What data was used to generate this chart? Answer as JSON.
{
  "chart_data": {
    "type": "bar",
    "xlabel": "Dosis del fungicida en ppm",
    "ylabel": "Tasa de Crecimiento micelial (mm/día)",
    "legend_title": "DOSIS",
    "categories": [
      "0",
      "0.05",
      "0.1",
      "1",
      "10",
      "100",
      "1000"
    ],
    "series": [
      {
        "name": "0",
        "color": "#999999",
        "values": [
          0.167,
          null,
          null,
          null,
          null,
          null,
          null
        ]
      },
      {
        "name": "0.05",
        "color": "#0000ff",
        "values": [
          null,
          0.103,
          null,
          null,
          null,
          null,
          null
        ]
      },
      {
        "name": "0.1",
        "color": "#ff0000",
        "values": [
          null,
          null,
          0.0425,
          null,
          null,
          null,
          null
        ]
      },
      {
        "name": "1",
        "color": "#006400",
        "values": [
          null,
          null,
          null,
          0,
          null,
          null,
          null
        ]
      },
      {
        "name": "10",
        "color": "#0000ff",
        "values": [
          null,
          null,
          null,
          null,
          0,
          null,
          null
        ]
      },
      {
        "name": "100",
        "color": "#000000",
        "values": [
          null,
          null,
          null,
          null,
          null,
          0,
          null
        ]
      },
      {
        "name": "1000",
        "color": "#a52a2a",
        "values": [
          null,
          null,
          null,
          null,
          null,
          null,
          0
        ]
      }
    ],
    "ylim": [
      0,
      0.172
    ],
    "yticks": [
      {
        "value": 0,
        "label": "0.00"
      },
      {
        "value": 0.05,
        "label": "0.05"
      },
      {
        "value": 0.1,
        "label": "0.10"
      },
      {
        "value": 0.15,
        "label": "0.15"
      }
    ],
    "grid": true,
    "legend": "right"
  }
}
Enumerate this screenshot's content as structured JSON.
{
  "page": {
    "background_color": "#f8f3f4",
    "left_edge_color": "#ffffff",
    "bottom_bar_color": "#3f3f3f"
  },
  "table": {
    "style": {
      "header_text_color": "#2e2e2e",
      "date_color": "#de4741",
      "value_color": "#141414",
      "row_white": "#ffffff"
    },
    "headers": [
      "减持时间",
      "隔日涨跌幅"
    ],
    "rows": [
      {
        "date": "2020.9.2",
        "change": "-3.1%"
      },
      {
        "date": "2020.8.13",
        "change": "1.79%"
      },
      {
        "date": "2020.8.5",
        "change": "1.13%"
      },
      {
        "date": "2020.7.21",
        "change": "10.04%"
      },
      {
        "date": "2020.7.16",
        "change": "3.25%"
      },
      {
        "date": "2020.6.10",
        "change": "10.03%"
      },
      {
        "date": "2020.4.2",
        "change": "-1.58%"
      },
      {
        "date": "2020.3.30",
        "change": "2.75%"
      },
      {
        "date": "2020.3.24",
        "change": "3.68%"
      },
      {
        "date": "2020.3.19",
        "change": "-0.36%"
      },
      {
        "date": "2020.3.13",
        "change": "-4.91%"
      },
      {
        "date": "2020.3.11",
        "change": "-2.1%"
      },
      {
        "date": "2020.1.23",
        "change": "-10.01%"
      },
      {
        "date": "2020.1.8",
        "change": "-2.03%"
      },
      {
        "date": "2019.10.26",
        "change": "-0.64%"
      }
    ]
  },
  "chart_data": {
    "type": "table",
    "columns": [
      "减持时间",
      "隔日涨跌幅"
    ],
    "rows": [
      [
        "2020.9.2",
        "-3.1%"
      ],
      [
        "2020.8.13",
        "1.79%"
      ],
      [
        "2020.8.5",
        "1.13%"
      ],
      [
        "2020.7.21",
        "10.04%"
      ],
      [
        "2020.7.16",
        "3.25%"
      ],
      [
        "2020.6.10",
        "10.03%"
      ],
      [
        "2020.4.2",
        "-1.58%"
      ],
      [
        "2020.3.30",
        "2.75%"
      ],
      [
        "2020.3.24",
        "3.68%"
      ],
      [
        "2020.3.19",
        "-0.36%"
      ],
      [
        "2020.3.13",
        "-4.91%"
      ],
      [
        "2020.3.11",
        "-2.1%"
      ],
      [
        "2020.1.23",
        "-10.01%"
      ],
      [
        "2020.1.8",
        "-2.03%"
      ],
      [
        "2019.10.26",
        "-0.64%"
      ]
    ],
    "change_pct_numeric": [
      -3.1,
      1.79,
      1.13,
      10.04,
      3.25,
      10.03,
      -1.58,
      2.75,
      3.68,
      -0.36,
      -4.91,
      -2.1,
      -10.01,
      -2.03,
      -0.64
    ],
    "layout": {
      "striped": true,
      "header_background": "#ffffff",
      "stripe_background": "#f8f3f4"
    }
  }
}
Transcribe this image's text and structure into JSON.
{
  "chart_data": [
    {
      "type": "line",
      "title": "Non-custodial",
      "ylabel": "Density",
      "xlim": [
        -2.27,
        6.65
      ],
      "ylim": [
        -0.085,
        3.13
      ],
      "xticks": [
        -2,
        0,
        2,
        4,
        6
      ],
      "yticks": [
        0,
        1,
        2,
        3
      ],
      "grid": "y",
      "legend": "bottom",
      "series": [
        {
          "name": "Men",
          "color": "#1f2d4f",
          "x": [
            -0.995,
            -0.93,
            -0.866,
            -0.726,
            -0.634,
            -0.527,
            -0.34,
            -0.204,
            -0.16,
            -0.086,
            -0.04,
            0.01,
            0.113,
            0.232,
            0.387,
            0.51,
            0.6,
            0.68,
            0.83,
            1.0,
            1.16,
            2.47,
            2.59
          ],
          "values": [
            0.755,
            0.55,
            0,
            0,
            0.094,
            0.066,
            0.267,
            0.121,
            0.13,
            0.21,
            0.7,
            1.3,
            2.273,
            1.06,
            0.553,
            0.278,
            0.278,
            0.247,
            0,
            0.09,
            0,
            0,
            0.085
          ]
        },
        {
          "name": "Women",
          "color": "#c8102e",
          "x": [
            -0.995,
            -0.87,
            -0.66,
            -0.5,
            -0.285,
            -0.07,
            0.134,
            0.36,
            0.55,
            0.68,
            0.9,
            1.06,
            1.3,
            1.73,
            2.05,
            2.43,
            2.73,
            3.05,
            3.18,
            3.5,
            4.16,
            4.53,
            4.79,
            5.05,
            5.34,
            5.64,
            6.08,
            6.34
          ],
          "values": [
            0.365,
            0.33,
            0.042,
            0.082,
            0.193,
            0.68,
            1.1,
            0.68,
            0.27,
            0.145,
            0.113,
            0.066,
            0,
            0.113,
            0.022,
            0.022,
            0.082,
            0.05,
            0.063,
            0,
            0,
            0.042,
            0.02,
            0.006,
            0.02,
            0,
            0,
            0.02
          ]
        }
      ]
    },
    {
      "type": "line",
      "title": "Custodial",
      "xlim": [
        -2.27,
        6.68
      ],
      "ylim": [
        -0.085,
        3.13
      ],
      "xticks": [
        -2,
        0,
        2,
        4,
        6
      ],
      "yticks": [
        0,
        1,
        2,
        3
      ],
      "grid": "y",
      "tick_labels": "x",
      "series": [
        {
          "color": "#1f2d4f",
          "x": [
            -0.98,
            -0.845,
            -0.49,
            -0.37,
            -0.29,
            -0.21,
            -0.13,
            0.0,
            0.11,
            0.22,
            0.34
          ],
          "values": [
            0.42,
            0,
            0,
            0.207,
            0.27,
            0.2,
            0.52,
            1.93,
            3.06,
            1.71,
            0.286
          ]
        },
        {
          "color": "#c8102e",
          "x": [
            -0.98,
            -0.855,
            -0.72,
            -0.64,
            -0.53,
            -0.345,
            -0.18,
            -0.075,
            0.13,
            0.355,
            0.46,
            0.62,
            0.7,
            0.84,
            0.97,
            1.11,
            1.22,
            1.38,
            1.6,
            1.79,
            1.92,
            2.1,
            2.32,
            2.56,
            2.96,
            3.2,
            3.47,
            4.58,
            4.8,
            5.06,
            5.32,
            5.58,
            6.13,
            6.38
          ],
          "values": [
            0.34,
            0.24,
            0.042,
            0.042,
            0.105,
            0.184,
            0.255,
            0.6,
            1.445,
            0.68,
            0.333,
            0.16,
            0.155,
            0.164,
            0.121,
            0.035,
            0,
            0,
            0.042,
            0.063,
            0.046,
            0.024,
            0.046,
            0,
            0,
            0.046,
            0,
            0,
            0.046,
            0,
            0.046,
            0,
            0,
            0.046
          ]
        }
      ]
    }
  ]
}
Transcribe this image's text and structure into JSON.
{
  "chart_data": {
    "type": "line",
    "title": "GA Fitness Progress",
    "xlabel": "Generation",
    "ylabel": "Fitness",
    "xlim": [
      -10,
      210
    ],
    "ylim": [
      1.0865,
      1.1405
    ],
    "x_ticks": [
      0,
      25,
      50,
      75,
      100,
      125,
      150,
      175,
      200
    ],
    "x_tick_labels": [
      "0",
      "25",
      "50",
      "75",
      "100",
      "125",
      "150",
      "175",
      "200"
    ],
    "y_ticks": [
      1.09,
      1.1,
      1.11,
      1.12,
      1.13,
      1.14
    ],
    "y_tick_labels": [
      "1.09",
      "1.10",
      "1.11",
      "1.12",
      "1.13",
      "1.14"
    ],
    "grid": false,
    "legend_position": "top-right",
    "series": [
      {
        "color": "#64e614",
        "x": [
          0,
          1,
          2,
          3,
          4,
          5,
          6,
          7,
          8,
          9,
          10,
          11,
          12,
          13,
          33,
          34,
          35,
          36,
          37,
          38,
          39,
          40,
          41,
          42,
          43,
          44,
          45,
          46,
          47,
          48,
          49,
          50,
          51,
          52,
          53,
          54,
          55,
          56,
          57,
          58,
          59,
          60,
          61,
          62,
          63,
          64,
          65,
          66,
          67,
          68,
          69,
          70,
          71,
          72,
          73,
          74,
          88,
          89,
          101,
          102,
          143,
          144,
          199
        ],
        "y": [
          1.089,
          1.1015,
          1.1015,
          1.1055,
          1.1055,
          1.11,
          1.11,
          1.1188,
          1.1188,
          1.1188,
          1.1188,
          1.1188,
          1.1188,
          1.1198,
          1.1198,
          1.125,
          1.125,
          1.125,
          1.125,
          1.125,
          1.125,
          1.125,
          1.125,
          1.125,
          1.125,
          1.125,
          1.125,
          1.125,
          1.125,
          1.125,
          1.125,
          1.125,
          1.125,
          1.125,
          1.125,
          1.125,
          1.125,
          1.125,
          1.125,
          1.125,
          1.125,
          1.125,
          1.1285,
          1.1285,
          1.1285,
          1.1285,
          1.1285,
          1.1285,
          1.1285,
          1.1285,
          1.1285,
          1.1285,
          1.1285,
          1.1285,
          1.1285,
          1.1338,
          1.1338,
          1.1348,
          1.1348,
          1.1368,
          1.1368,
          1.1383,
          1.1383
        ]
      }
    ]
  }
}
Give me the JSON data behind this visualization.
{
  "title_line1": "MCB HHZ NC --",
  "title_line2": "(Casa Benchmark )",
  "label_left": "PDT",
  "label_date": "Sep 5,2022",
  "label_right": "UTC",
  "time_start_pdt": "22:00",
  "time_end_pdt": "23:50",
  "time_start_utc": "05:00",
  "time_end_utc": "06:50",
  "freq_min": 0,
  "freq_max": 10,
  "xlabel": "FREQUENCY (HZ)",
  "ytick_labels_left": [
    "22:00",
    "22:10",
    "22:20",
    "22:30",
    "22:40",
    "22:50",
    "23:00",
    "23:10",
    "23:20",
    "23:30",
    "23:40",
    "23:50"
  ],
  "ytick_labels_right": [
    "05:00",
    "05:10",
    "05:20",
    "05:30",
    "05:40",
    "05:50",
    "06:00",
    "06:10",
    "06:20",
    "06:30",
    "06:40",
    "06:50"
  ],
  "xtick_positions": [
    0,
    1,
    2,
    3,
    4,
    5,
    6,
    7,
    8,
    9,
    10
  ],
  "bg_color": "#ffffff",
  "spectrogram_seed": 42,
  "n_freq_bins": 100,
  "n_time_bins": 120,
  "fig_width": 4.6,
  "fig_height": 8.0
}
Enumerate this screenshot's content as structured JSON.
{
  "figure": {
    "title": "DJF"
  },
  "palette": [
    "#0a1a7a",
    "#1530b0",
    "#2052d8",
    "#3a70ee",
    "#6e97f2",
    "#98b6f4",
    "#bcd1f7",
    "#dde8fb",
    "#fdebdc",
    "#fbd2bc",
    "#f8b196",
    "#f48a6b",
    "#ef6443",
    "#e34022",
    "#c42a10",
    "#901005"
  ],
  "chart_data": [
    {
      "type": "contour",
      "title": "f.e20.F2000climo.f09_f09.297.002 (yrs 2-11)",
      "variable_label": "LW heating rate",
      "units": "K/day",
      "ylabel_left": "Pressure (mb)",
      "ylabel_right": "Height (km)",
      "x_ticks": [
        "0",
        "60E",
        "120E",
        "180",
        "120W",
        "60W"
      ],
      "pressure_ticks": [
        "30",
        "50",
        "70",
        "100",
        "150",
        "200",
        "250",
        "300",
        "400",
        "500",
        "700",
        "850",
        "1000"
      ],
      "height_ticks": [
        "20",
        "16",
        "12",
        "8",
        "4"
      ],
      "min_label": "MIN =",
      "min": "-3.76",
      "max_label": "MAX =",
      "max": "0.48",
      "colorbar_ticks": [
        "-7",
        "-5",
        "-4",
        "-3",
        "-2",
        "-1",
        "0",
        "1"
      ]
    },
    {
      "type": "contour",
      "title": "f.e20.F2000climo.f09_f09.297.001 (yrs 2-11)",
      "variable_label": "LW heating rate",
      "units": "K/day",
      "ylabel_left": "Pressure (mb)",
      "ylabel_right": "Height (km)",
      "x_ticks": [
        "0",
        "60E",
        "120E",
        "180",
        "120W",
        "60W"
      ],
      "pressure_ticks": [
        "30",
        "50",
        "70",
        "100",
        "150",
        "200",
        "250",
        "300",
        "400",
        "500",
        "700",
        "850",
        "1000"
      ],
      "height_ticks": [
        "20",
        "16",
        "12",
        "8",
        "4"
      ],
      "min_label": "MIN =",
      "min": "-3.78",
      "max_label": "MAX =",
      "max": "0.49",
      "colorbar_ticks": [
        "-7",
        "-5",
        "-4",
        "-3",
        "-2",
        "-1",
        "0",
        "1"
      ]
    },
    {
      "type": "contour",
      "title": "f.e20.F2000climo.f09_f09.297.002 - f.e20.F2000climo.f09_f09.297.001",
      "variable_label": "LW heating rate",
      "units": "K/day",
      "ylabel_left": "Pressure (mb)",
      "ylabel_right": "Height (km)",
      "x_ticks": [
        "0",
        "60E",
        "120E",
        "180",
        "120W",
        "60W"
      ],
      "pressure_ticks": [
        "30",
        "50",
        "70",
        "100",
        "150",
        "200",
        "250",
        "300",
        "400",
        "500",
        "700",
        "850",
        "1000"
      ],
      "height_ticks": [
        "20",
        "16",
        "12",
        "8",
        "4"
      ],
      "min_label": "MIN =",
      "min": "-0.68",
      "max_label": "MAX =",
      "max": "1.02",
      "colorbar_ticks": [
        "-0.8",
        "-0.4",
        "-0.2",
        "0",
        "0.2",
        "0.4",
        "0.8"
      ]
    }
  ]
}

────

[Direction]: Select all lines in the listing above where the word "xlabel" appears, and show them.

[Result for this exercise]:
    "xlabel": "Dosis del fungicida en ppm",
    "xlabel": "Generation",
  "xlabel": "FREQUENCY (HZ)",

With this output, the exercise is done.